**Material provided:**
****

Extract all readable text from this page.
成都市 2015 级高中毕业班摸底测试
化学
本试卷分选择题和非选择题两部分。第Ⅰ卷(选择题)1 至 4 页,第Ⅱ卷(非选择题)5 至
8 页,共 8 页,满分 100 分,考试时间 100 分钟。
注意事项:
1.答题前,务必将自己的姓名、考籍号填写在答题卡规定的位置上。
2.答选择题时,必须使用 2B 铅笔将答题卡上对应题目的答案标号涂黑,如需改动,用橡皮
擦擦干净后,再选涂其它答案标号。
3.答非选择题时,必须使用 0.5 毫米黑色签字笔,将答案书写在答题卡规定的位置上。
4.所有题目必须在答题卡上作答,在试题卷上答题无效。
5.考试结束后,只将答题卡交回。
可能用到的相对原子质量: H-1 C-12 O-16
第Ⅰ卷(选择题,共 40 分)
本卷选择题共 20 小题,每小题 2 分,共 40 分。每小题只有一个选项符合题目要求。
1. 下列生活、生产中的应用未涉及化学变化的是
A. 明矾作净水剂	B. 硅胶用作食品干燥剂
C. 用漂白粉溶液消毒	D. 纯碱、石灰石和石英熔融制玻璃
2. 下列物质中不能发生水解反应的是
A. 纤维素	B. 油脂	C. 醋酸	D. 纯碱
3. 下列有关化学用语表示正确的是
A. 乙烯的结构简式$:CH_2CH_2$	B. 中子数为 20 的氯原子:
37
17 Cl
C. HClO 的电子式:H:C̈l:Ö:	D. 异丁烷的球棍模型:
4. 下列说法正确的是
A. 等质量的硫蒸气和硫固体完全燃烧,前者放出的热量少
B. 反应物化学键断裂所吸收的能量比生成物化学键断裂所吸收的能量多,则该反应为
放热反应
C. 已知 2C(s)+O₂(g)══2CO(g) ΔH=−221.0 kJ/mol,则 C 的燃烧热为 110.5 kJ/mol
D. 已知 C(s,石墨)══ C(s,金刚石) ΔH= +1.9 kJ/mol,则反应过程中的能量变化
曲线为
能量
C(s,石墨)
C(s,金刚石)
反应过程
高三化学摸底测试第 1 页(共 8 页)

****

**Work to be completed:** Take the entries above and transcribe them exactly.

**Exercise result:**
Extract all readable text from this page.
成都市 2015 级高中毕业班摸底测试
化学
本试卷分选择题和非选择题两部分。第Ⅰ卷(选择题)1 至 4 页,第Ⅱ卷(非选择题)5 至
8 页,共 8 页,满分 100 分,考试时间 100 分钟。
注意事项:
1.答题前,务必将自己的姓名、考籍号填写在答题卡规定的位置上。
2.答选择题时,必须使用 2B 铅笔将答题卡上对应题目的答案标号涂黑,如需改动,用橡皮
擦擦干净后,再选涂其它答案标号。
3.答非选择题时,必须使用 0.5 毫米黑色签字笔,将答案书写在答题卡规定的位置上。
4.所有题目必须在答题卡上作答,在试题卷上答题无效。
5.考试结束后,只将答题卡交回。
可能用到的相对原子质量: H-1 C-12 O-16
第Ⅰ卷(选择题,共 40 分)
本卷选择题共 20 小题,每小题 2 分,共 40 分。每小题只有一个选项符合题目要求。
1. 下列生活、生产中的应用未涉及化学变化的是
A. 明矾作净水剂	B. 硅胶用作食品干燥剂
C. 用漂白粉溶液消毒	D. 纯碱、石灰石和石英熔融制玻璃
2. 下列物质中不能发生水解反应的是
A. 纤维素	B. 油脂	C. 醋酸	D. 纯碱
3. 下列有关化学用语表示正确的是
A. 乙烯的结构简式$:CH_2CH_2$	B. 中子数为 20 的氯原子:
37
17 Cl
C. HClO 的电子式:H:C̈l:Ö:	D. 异丁烷的球棍模型:
4. 下列说法正确的是
A. 等质量的硫蒸气和硫固体完全燃烧,前者放出的热量少
B. 反应物化学键断裂所吸收的能量比生成物化学键断裂所吸收的能量多,则该反应为
放热反应
C. 已知 2C(s)+O₂(g)══2CO(g) ΔH=−221.0 kJ/mol,则 C 的燃烧热为 110.5 kJ/mol
D. 已知 C(s,石墨)══ C(s,金刚石) ΔH= +1.9 kJ/mol,则反应过程中的能量变化
曲线为
能量
C(s,石墨)
C(s,金刚石)
反应过程
高三化学摸底测试第 1 页(共 8 页)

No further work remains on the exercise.